Data records
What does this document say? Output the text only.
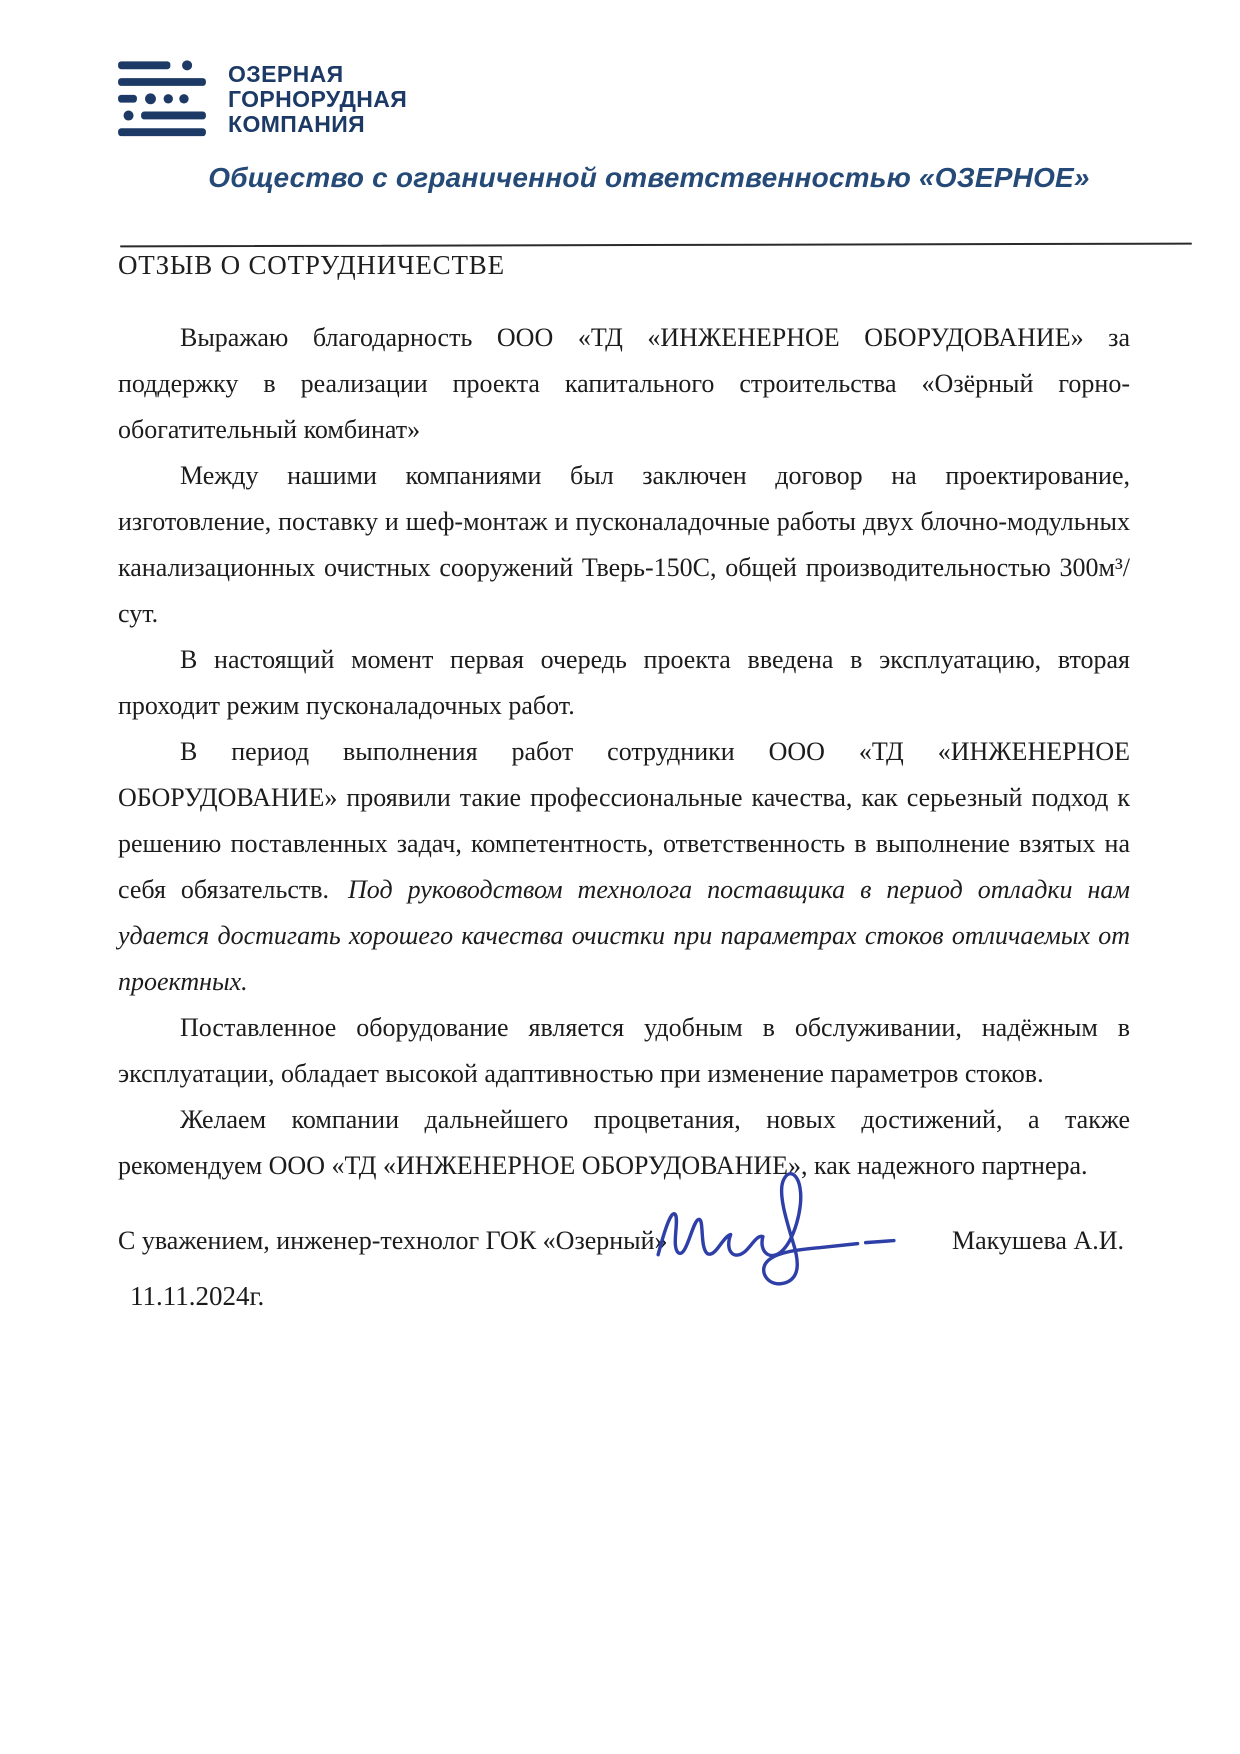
ОЗЕРНАЯ
ГОРНОРУДНАЯ
КОМПАНИЯ
Общество с ограниченной ответственностью «ОЗЕРНОЕ»
ОТЗЫВ О СОТРУДНИЧЕСТВЕ

Выражаю благодарность ООО «ТД «ИНЖЕНЕРНОЕ ОБОРУДОВАНИЕ» за поддержку в реализации проекта капитального строительства «Озёрный горно-обогатительный комбинат»

Между нашими компаниями был заключен договор на проектирование, изготовление, поставку и шеф-монтаж и пусконаладочные работы двух блочно-модульных канализационных очистных сооружений Тверь-150С, общей производительностью 300м³/сут.

В настоящий момент первая очередь проекта введена в эксплуатацию, вторая проходит режим пусконаладочных работ.

В период выполнения работ сотрудники ООО «ТД «ИНЖЕНЕРНОЕ ОБОРУДОВАНИЕ» проявили такие профессиональные качества, как серьезный подход к решению поставленных задач, компетентность, ответственность в выполнение взятых на себя обязательств. Под руководством технолога поставщика в период отладки нам удается достигать хорошего качества очистки при параметрах стоков отличаемых от проектных.

Поставленное оборудование является удобным в обслуживании, надёжным в эксплуатации, обладает высокой адаптивностью при изменение параметров стоков.

Желаем компании дальнейшего процветания, новых достижений, а также рекомендуем ООО «ТД «ИНЖЕНЕРНОЕ ОБОРУДОВАНИЕ», как надежного партнера.

С уважением, инженер-технолог ГОК «Озерный»	Макушева А.И.
11.11.2024г.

**Task details:** Leave the images out and output the remaining material exactly as it stands.

**Task response:**
What does this document say? Output the text only.
ОЗЕРНАЯ
ГОРНОРУДНАЯ
КОМПАНИЯ
Общество с ограниченной ответственностью «ОЗЕРНОЕ»
ОТЗЫВ О СОТРУДНИЧЕСТВЕ

Выражаю благодарность ООО «ТД «ИНЖЕНЕРНОЕ ОБОРУДОВАНИЕ» за поддержку в реализации проекта капитального строительства «Озёрный горно-обогатительный комбинат»

Между нашими компаниями был заключен договор на проектирование, изготовление, поставку и шеф-монтаж и пусконаладочные работы двух блочно-модульных канализационных очистных сооружений Тверь-150С, общей производительностью 300м³/сут.

В настоящий момент первая очередь проекта введена в эксплуатацию, вторая проходит режим пусконаладочных работ.

В период выполнения работ сотрудники ООО «ТД «ИНЖЕНЕРНОЕ ОБОРУДОВАНИЕ» проявили такие профессиональные качества, как серьезный подход к решению поставленных задач, компетентность, ответственность в выполнение взятых на себя обязательств. Под руководством технолога поставщика в период отладки нам удается достигать хорошего качества очистки при параметрах стоков отличаемых от проектных.

Поставленное оборудование является удобным в обслуживании, надёжным в эксплуатации, обладает высокой адаптивностью при изменение параметров стоков.

Желаем компании дальнейшего процветания, новых достижений, а также рекомендуем ООО «ТД «ИНЖЕНЕРНОЕ ОБОРУДОВАНИЕ», как надежного партнера.

С уважением, инженер-технолог ГОК «Озерный»	Макушева А.И.
11.11.2024г.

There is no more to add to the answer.